● Required work:
Return each line that holds the word "Output".

● Records for this task:
+ + +

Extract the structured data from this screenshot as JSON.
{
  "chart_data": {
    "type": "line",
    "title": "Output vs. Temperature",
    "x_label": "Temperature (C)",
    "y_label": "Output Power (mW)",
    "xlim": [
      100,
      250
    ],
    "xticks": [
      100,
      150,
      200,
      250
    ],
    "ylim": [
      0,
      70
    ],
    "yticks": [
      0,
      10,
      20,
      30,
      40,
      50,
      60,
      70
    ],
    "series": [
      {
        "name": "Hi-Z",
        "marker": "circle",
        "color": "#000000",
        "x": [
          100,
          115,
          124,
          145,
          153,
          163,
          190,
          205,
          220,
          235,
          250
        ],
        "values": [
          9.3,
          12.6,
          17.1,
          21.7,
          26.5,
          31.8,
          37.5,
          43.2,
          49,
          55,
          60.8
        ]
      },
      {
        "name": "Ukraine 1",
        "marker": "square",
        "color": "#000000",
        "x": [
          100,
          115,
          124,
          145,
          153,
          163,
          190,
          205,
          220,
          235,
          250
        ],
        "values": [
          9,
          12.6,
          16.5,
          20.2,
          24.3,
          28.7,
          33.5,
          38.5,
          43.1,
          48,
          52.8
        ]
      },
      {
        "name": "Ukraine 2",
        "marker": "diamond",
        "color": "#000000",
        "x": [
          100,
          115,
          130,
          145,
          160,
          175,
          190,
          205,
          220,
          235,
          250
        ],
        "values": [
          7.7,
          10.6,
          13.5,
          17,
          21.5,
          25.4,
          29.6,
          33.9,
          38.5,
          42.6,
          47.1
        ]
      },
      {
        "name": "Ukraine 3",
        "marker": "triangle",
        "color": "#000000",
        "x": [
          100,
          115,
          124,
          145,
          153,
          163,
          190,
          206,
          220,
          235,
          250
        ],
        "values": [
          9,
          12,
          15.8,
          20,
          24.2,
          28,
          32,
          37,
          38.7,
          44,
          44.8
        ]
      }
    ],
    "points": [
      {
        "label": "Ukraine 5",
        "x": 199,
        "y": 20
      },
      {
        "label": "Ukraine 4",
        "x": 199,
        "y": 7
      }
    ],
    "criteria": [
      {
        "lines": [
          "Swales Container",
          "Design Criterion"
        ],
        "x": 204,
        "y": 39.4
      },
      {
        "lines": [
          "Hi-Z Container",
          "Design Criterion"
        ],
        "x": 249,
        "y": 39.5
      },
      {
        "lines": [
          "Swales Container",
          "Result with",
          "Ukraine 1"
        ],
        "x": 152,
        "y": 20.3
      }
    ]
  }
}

+ + +

● Written response:
    "title": "Output vs. Temperature",
    "y_label": "Output Power (mW)",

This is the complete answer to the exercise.